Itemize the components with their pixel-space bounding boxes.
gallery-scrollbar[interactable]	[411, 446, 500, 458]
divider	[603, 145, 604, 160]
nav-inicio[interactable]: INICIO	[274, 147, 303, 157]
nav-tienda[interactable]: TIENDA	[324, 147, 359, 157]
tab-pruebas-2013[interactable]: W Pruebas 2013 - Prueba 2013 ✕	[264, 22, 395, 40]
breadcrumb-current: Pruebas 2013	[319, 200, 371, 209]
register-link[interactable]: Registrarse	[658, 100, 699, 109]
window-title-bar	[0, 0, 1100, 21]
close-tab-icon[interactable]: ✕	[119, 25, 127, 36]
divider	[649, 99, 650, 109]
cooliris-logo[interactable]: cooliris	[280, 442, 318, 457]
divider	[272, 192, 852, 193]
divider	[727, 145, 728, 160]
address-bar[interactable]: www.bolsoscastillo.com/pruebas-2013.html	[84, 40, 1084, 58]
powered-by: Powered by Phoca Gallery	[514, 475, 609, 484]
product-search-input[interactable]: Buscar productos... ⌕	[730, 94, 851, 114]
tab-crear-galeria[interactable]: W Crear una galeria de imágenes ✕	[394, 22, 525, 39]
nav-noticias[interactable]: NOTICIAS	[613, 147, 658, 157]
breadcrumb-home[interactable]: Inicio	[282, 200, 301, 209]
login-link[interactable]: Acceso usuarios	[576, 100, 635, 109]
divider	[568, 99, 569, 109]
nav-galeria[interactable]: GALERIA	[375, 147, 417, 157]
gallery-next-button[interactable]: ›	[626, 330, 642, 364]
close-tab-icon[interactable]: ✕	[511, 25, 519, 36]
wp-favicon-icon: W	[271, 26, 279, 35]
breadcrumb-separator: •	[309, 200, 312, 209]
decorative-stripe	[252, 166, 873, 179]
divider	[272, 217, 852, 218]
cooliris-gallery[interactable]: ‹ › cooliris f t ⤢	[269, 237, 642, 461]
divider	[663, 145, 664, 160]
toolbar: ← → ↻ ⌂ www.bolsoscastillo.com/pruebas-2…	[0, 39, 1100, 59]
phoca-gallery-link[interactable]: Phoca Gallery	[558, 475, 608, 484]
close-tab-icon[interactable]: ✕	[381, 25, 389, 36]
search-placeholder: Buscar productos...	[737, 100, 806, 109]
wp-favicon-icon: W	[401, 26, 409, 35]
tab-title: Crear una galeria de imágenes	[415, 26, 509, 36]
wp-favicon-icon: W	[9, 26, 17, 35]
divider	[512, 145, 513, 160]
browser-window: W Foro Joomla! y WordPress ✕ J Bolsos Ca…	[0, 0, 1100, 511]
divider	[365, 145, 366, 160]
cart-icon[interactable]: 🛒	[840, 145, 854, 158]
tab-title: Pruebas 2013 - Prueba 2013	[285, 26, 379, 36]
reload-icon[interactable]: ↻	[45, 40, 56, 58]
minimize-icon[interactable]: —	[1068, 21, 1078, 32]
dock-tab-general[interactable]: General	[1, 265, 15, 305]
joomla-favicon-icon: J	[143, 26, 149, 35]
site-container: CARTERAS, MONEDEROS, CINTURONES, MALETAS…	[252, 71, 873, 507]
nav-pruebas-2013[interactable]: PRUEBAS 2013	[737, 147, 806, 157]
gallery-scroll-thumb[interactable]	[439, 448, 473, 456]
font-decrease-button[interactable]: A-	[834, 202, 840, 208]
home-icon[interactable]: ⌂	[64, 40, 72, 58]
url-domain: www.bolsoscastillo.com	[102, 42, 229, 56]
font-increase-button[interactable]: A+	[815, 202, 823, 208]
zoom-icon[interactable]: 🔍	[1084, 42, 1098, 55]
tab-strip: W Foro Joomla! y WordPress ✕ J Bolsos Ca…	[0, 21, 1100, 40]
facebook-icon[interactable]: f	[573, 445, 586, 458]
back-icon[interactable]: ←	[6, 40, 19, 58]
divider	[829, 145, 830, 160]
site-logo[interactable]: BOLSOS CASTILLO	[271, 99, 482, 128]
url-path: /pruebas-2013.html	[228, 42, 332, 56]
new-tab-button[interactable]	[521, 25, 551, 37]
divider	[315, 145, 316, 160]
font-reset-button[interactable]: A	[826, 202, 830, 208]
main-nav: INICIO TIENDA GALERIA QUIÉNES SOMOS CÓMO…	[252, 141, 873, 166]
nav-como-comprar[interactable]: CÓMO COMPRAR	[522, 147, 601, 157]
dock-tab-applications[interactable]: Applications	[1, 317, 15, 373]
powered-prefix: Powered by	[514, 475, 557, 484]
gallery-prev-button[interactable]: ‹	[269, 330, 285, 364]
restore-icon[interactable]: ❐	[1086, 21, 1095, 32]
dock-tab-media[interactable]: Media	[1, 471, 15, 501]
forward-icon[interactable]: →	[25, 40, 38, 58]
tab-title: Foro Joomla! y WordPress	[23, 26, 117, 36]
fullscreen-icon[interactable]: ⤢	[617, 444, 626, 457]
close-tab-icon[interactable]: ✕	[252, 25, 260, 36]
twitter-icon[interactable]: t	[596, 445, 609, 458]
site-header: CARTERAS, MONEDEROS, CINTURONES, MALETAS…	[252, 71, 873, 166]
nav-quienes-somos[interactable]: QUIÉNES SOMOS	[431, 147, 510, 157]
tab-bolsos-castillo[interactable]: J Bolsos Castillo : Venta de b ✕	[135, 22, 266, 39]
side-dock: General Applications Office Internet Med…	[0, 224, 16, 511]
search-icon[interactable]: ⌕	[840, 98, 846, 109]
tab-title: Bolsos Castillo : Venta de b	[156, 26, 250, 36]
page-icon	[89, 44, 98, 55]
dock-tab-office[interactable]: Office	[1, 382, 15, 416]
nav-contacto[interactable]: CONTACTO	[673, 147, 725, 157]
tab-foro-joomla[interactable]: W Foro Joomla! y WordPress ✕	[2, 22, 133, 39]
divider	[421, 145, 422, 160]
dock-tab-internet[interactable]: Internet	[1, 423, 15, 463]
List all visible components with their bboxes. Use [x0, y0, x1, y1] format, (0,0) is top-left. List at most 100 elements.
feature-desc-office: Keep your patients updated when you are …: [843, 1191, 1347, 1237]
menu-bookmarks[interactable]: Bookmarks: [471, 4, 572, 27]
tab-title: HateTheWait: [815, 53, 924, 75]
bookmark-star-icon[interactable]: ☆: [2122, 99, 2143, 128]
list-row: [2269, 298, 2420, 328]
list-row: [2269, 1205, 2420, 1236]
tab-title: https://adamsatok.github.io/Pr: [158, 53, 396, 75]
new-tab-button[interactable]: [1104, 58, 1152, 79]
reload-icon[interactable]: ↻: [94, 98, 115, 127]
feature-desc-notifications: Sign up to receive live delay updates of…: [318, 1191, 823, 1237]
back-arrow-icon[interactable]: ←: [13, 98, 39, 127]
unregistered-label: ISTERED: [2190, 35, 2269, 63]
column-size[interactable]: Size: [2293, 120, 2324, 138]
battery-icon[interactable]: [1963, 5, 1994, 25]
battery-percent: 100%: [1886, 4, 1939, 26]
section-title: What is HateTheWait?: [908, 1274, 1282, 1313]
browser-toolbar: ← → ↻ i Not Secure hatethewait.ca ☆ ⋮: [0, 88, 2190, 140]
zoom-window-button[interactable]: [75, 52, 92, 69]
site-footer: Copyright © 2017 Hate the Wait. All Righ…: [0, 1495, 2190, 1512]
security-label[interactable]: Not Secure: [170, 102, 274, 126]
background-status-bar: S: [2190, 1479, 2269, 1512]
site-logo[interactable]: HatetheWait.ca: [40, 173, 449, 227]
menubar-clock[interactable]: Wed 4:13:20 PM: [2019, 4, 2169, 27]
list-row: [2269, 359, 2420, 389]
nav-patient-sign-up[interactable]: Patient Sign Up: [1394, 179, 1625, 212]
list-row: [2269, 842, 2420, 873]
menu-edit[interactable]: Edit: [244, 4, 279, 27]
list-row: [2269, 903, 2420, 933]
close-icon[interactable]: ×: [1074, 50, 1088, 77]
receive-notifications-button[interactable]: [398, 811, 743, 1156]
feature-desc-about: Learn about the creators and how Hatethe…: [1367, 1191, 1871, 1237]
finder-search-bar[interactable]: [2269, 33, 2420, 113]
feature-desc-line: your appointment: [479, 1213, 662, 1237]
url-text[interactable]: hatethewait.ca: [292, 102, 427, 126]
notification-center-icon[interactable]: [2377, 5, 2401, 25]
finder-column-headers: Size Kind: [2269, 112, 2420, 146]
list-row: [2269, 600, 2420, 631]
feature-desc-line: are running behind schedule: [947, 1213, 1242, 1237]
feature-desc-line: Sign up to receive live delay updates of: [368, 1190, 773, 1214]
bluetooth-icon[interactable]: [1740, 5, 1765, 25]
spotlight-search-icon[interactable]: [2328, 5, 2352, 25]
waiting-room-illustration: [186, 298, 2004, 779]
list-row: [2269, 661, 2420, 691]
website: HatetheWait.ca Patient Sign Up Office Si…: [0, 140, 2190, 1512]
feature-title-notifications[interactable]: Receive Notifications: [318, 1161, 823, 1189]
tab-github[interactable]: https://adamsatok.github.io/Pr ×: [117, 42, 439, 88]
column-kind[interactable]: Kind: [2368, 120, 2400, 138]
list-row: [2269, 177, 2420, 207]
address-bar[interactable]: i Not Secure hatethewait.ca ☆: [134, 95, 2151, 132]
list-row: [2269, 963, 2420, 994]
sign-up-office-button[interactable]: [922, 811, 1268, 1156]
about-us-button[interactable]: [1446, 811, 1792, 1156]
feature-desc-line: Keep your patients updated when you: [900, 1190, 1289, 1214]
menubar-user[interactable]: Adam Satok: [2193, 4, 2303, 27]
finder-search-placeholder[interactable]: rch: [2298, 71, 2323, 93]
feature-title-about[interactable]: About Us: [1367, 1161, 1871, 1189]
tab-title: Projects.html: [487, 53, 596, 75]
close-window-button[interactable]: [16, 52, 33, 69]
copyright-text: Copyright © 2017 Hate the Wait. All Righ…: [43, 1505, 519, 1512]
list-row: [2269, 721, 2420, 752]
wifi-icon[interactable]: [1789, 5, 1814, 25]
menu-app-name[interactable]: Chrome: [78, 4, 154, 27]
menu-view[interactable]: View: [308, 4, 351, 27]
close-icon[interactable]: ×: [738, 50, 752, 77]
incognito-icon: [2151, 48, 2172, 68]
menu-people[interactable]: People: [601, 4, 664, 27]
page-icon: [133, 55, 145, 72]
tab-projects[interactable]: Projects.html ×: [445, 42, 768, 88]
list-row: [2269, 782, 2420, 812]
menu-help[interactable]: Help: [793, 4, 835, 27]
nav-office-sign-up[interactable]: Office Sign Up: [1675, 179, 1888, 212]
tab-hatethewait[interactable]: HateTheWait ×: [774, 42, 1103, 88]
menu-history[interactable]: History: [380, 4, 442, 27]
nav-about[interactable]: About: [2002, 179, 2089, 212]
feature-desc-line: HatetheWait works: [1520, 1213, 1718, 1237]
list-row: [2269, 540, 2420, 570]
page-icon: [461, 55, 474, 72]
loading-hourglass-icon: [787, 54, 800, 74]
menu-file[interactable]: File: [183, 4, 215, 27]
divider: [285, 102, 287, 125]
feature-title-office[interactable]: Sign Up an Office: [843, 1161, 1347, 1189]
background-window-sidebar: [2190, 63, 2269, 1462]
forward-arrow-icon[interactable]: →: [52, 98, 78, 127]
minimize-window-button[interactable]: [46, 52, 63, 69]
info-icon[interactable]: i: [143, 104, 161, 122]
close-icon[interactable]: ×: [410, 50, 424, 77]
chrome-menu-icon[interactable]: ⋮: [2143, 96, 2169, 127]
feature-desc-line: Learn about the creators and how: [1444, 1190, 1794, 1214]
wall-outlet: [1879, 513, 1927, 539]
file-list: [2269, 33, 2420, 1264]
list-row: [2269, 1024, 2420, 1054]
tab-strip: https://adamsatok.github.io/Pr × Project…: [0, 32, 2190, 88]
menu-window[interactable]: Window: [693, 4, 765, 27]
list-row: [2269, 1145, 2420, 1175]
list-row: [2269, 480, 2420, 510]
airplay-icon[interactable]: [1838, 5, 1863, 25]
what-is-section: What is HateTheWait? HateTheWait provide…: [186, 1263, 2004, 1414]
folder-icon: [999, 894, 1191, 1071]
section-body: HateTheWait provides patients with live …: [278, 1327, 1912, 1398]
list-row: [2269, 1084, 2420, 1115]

# BRIEF
Scan the records above for the string "notifications", and copy every line where it turns up.

# RESULT BELOW
feature-desc-notifications: Sign up to receive live delay updates of…: [318, 1191, 823, 1237]
receive-notifications-button[interactable]: [398, 811, 743, 1156]
feature-title-notifications[interactable]: Receive Notifications: [318, 1161, 823, 1189]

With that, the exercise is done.